» **Goal**
Scan the following material for the string "yaraşır" and copy each line in which it appears.

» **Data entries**
[start]
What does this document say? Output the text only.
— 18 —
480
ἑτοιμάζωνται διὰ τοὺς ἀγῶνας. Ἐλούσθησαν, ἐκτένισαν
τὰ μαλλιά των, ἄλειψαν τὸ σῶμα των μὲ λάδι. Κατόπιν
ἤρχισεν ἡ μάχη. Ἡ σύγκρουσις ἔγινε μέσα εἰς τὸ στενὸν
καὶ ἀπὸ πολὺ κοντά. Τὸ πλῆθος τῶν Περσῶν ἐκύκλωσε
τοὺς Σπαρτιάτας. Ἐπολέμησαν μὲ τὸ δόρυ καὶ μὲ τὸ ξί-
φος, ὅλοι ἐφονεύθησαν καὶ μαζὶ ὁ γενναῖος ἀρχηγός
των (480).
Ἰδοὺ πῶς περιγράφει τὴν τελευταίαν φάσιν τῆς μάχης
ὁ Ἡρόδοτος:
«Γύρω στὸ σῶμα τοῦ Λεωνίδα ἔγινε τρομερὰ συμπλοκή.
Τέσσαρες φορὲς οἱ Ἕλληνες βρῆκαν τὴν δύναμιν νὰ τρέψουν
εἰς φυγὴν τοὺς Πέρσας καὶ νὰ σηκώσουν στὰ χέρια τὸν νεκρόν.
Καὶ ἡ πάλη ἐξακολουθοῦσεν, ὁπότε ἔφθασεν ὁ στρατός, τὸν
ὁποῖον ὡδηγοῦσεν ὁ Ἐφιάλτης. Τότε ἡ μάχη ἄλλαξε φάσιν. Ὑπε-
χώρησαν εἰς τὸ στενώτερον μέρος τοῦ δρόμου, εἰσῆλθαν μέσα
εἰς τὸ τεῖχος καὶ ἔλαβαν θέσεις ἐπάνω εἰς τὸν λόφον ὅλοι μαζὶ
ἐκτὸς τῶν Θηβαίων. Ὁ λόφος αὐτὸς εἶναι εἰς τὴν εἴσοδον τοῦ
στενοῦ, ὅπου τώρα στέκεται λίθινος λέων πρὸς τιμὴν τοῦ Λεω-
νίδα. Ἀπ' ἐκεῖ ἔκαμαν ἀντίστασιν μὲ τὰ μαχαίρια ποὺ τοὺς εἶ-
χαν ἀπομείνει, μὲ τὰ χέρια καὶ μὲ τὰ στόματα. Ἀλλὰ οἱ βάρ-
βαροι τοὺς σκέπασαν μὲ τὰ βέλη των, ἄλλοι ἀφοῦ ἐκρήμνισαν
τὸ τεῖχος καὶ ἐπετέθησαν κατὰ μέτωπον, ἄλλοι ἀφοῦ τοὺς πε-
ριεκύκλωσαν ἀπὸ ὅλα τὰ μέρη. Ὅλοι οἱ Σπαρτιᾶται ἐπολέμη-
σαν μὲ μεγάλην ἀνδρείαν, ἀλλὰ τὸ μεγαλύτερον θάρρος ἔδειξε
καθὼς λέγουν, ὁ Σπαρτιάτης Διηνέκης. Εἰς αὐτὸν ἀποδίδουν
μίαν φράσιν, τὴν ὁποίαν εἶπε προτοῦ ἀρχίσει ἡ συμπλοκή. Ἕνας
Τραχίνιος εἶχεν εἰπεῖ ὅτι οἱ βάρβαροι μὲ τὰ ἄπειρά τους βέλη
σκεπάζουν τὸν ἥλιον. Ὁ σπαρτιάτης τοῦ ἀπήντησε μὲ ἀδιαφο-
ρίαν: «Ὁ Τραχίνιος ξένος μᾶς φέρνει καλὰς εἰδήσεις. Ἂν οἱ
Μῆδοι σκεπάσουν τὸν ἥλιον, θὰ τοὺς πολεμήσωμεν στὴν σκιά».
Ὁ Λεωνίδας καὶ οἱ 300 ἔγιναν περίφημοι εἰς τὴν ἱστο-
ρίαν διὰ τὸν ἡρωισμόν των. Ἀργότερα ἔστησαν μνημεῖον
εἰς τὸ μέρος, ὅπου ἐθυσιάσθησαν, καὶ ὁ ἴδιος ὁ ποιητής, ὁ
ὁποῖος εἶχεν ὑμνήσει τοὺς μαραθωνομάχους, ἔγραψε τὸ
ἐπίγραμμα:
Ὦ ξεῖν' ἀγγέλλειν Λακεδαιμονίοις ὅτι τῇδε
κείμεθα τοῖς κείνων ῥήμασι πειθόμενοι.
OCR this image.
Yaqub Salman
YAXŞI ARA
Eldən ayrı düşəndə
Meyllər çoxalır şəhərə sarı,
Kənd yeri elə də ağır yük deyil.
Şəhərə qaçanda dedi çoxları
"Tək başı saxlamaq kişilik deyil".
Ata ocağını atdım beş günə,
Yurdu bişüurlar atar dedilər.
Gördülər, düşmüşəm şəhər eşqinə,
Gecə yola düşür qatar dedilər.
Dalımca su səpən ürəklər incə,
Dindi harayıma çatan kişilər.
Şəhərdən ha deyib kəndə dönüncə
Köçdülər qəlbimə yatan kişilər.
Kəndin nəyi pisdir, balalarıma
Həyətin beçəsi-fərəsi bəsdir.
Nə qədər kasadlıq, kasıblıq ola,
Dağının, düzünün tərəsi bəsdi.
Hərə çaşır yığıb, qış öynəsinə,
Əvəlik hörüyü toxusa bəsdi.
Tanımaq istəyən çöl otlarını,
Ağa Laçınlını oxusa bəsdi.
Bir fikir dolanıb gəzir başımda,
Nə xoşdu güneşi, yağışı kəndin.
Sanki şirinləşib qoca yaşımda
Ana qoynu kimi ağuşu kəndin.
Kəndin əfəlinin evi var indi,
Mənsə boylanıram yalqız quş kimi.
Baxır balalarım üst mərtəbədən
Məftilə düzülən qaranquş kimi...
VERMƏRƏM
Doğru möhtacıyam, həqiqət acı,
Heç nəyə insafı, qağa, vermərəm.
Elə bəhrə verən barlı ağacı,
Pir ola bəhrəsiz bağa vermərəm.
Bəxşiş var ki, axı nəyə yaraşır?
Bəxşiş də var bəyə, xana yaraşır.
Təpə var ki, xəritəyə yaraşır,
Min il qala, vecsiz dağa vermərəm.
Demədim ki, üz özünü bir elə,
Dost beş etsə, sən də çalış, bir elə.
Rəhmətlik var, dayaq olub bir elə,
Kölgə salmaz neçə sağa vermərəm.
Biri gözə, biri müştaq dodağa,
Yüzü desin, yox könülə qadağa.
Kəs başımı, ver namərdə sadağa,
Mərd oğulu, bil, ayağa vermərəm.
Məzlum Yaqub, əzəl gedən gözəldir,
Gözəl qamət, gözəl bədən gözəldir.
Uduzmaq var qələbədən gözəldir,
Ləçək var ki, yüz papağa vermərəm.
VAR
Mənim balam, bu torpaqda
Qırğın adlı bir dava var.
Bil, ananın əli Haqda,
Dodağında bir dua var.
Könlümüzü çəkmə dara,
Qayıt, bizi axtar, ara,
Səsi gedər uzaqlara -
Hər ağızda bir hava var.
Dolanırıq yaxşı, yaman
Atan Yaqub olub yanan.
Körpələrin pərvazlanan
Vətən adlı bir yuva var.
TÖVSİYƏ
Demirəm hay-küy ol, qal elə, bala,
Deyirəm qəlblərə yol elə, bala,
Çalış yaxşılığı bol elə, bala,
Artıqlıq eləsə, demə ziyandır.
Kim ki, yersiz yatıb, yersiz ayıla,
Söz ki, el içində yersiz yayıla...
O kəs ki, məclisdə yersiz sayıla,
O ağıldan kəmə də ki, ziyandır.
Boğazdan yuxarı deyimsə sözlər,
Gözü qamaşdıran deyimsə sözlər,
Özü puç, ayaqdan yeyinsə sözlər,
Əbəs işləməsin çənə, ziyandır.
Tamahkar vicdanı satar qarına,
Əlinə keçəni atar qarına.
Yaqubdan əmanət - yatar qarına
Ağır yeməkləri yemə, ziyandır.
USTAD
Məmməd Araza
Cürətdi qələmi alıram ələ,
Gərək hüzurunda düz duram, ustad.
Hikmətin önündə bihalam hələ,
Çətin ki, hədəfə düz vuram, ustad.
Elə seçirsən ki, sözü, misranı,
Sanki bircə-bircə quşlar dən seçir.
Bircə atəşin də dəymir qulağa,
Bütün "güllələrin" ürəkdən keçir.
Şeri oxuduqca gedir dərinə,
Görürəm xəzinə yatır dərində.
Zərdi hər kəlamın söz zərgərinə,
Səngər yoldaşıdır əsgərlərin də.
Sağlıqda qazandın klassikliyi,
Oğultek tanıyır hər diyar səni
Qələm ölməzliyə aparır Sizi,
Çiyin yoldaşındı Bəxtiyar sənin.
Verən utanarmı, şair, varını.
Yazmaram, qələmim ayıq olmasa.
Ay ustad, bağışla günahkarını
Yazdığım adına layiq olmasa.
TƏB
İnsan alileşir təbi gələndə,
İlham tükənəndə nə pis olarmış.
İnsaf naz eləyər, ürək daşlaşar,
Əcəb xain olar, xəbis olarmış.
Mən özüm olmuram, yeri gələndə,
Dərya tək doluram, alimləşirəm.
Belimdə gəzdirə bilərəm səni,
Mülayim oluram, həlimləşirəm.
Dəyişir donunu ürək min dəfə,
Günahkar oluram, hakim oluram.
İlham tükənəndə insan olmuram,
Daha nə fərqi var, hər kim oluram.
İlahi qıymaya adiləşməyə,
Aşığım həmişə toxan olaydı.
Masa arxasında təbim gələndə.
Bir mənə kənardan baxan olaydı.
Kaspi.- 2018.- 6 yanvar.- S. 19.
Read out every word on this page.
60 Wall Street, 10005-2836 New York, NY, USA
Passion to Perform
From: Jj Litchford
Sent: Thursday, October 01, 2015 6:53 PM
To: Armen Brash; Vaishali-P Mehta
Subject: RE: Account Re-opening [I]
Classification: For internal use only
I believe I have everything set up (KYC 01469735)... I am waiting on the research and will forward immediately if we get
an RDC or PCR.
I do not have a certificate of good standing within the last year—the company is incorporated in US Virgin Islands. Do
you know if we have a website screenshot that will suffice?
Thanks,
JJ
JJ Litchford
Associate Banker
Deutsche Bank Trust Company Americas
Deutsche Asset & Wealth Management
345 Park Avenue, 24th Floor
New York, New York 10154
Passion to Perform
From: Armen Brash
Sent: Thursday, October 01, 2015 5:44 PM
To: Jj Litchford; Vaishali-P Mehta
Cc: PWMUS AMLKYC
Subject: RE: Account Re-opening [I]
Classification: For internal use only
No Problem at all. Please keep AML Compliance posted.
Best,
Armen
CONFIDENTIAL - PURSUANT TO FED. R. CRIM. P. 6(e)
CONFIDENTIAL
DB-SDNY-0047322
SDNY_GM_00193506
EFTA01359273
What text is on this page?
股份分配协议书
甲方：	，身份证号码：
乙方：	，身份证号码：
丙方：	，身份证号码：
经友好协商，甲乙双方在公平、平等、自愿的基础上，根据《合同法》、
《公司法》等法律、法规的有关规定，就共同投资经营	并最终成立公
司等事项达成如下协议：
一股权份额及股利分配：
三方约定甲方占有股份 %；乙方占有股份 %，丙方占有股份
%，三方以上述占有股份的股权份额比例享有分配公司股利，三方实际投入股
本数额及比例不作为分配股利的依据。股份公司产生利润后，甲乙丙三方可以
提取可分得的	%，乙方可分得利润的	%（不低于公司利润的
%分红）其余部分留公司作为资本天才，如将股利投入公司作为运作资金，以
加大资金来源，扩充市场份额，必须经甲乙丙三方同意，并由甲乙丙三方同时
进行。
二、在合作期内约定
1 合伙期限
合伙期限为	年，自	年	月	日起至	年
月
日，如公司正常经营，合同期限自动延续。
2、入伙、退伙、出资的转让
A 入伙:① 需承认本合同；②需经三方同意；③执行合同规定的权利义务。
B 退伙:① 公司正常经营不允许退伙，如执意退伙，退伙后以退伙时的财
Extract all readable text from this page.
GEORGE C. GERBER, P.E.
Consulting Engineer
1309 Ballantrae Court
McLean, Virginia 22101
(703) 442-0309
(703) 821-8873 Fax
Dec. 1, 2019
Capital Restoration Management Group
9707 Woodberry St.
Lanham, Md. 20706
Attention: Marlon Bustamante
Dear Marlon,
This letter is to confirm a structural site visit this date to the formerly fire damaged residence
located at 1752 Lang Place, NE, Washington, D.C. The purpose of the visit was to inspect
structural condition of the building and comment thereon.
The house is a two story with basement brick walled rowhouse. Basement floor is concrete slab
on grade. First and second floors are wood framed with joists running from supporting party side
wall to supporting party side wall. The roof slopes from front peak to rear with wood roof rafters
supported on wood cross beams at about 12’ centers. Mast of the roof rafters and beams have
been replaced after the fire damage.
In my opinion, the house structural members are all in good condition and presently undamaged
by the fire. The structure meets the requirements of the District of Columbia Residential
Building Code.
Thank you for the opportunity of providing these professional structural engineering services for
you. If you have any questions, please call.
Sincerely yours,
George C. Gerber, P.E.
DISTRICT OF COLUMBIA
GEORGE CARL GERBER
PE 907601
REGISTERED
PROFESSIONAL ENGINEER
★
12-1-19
[end]
» **The output**
Bəxşiş var ki, axı nəyə yaraşır?
Bəxşiş də var bəyə, xana yaraşır.
Təpə var ki, xəritəyə yaraşır,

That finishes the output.